What this task involves →
Write the data out again, character for character, with no images.

── Dataset content

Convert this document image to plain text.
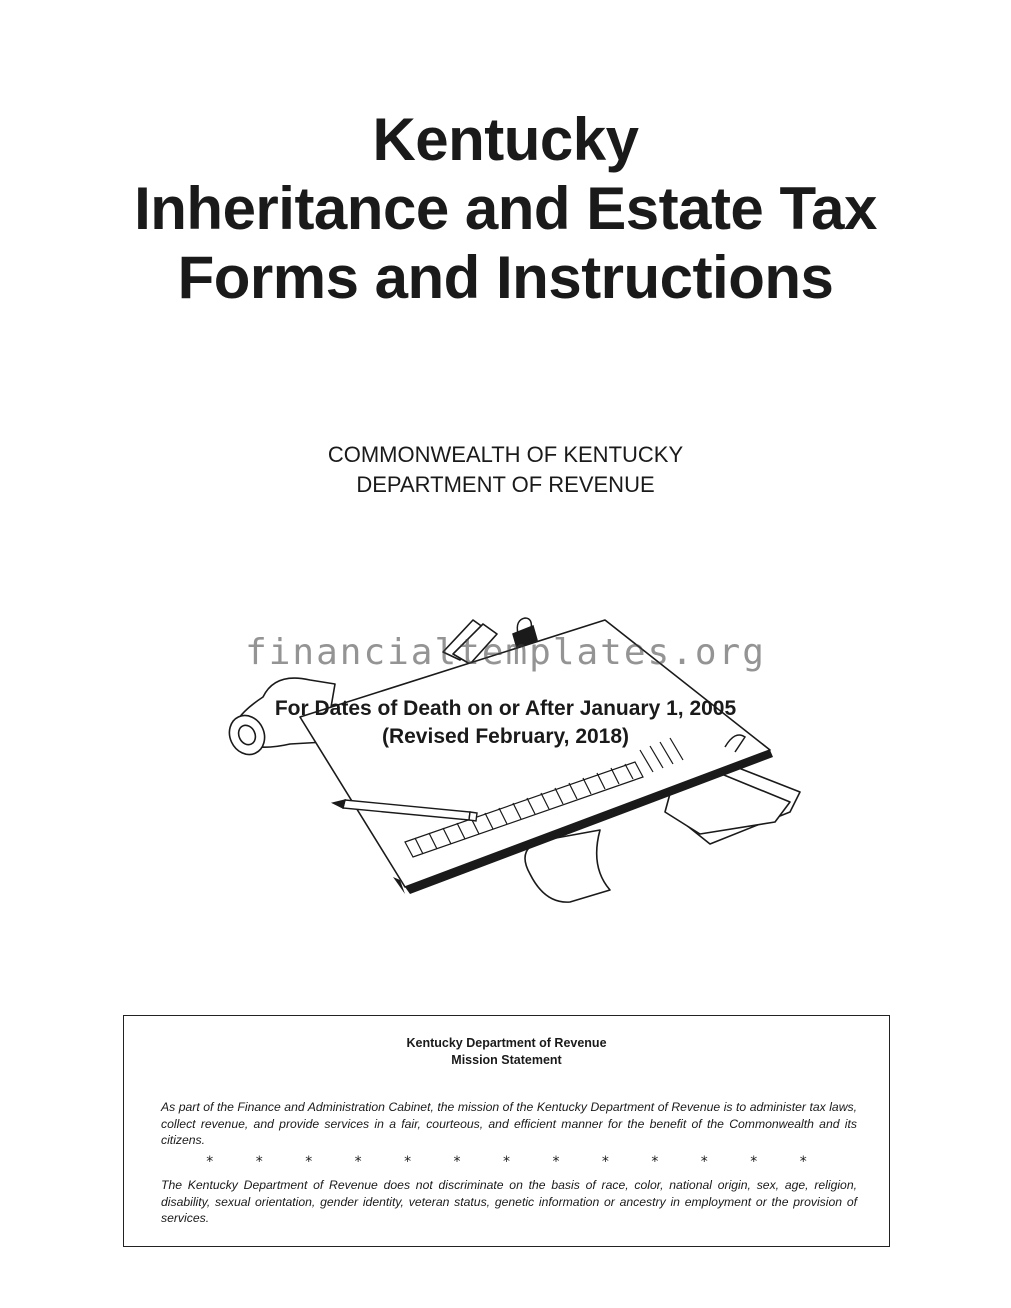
Kentucky
Inheritance and Estate Tax
Forms and Instructions
COMMONWEALTH OF KENTUCKY
DEPARTMENT OF REVENUE
financialtemplates.org
For Dates of Death on or After January 1, 2005
(Revised February, 2018)
Kentucky Department of Revenue
Mission Statement

As part of the Finance and Administration Cabinet, the mission of the Kentucky Department of Revenue is to administer tax laws, collect revenue, and provide services in a fair, courteous, and efficient manner for the benefit of the Commonwealth and its citizens.

* * * * * * * * * * * * *

The Kentucky Department of Revenue does not discriminate on the basis of race, color, national origin, sex, age, religion, disability, sexual orientation, gender identity, veteran status, genetic information or ancestry in employment or the provision of services.
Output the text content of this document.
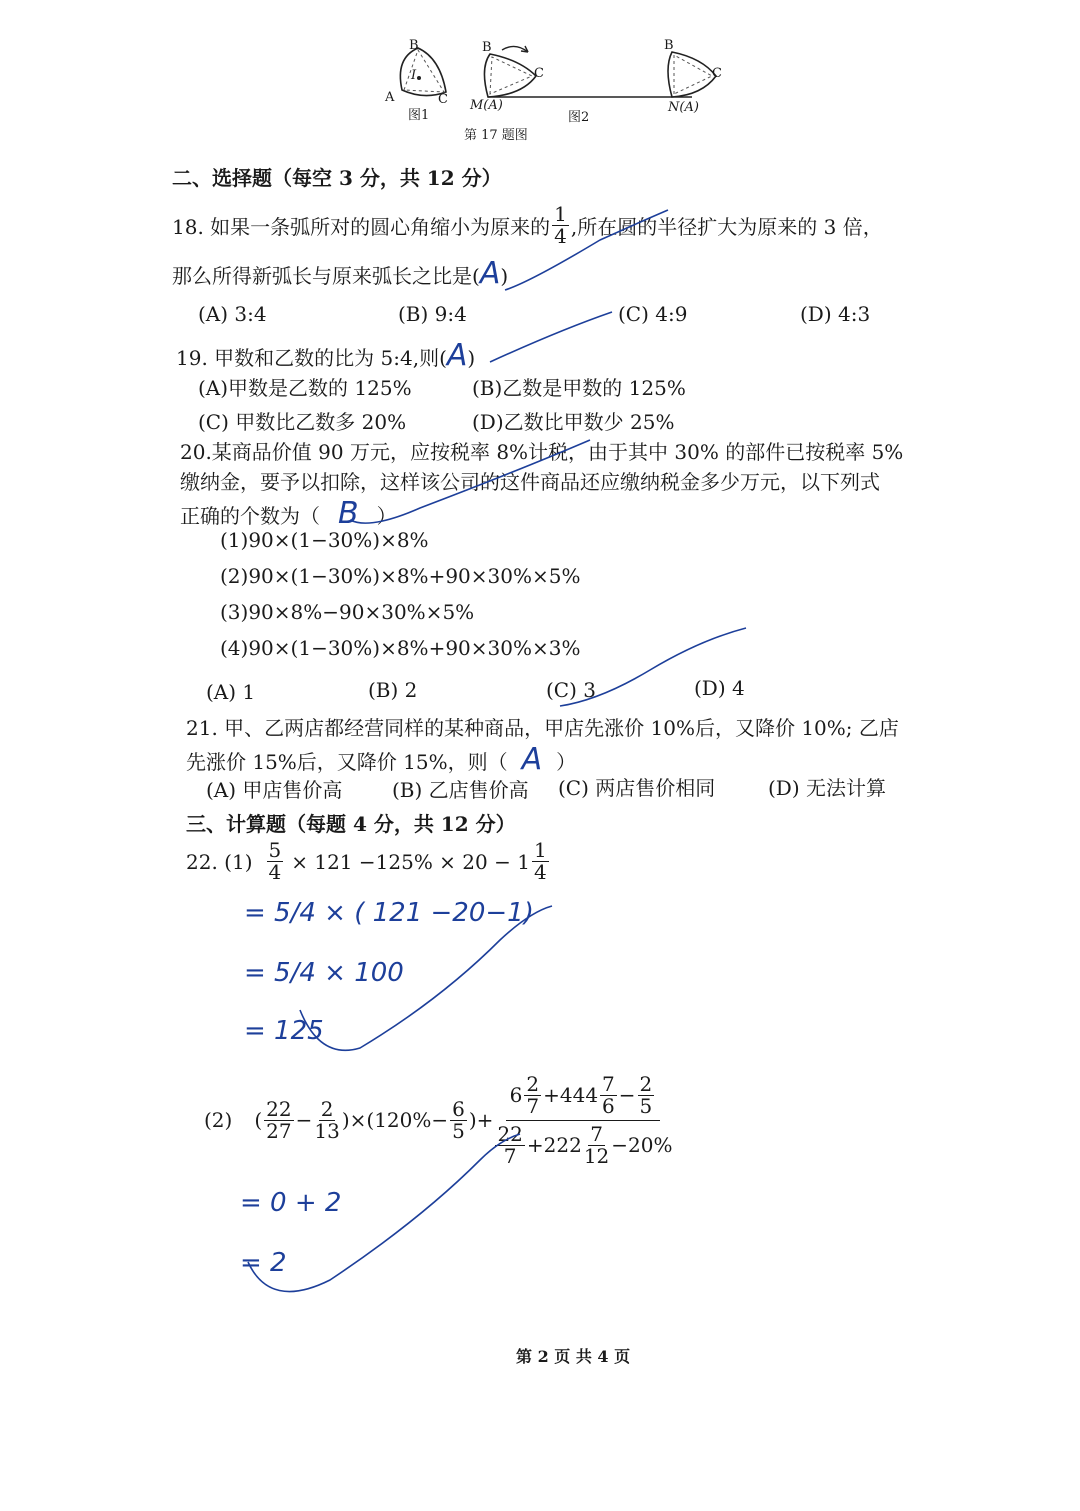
B
A	C
I
图1
B
C
M(A)
B
C
N(A)
图2
第 17 题图
二、选择题（每空 3 分，共 12 分）
18. 如果一条弧所对的圆心角缩小为原来的 $\frac{1}{4}$ ,所在圆的半径扩大为原来的 3 倍，
那么所得新弧长与原来弧长之比是(A)
(A) 3:4	(B) 9:4	(C) 4:9	(D) 4:3
19. 甲数和乙数的比为 5:4,则(A)
(A)甲数是乙数的 125%	(B)乙数是甲数的 125%
(C) 甲数比乙数多 20%	(D)乙数比甲数少 25%
20.某商品价值 90 万元，应按税率 8%计税，由于其中 30% 的部件已按税率 5%
缴纳金，要予以扣除，这样该公司的这件商品还应缴纳税金多少万元，以下列式
正确的个数为（ B ）
(1)90×(1−30%)×8%
(2)90×(1−30%)×8%+90×30%×5%
(3)90×8%−90×30%×5%
(4)90×(1−30%)×8%+90×30%×3%
(A) 1	(B) 2	(C) 3	(D) 4
21. 甲、乙两店都经营同样的某种商品，甲店先涨价 10%后，又降价 10%; 乙店
先涨价 15%后，又降价 15%，则（ A ）
(A) 甲店售价高 (B) 乙店售价高 (C) 两店售价相同	(D) 无法计算
三、计算题（每题 4 分，共 12 分）
22. $(1) \frac{5}{4} \times 121 -125\% \times 20 - 1 \frac{1}{4}$
= 5/4 × ( 121 −20−1)
= 5/4 × 100
= 125
(2) ( $\frac{22}{27} - \frac{2}{13} )\times(120\%- \frac{6}{5}$ )+
$6 \frac{2}{7} +444 \frac{7}{6} - \frac{2}{5}$
$\frac{22}{7} +222 \frac{7}{12} -20\%$
= 0 + 2
= 2
第 2 页 共 4 页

────

Response to the exercise →
Convert this document image to plain text.
Kentucky
Inheritance and Estate Tax
Forms and Instructions
COMMONWEALTH OF KENTUCKY
DEPARTMENT OF REVENUE
financialtemplates.org
For Dates of Death on or After January 1, 2005
(Revised February, 2018)
Kentucky Department of Revenue
Mission Statement

As part of the Finance and Administration Cabinet, the mission of the Kentucky Department of Revenue is to administer tax laws, collect revenue, and provide services in a fair, courteous, and efficient manner for the benefit of the Commonwealth and its citizens.

* * * * * * * * * * * * *

The Kentucky Department of Revenue does not discriminate on the basis of race, color, national origin, sex, age, religion, disability, sexual orientation, gender identity, veteran status, genetic information or ancestry in employment or the provision of services.
Output the text content of this document.
B
A	C
I
图1
B
C
M(A)
B
C
N(A)
图2
第 17 题图
二、选择题（每空 3 分，共 12 分）
18. 如果一条弧所对的圆心角缩小为原来的 $\frac{1}{4}$ ,所在圆的半径扩大为原来的 3 倍，
那么所得新弧长与原来弧长之比是(A)
(A) 3:4	(B) 9:4	(C) 4:9	(D) 4:3
19. 甲数和乙数的比为 5:4,则(A)
(A)甲数是乙数的 125%	(B)乙数是甲数的 125%
(C) 甲数比乙数多 20%	(D)乙数比甲数少 25%
20.某商品价值 90 万元，应按税率 8%计税，由于其中 30% 的部件已按税率 5%
缴纳金，要予以扣除，这样该公司的这件商品还应缴纳税金多少万元，以下列式
正确的个数为（ B ）
(1)90×(1−30%)×8%
(2)90×(1−30%)×8%+90×30%×5%
(3)90×8%−90×30%×5%
(4)90×(1−30%)×8%+90×30%×3%
(A) 1	(B) 2	(C) 3	(D) 4
21. 甲、乙两店都经营同样的某种商品，甲店先涨价 10%后，又降价 10%; 乙店
先涨价 15%后，又降价 15%，则（ A ）
(A) 甲店售价高 (B) 乙店售价高 (C) 两店售价相同	(D) 无法计算
三、计算题（每题 4 分，共 12 分）
22. $(1) \frac{5}{4} \times 121 -125\% \times 20 - 1 \frac{1}{4}$
= 5/4 × ( 121 −20−1)
= 5/4 × 100
= 125
(2) ( $\frac{22}{27} - \frac{2}{13} )\times(120\%- \frac{6}{5}$ )+
$6 \frac{2}{7} +444 \frac{7}{6} - \frac{2}{5}$
$\frac{22}{7} +222 \frac{7}{12} -20\%$
= 0 + 2
= 2
第 2 页 共 4 页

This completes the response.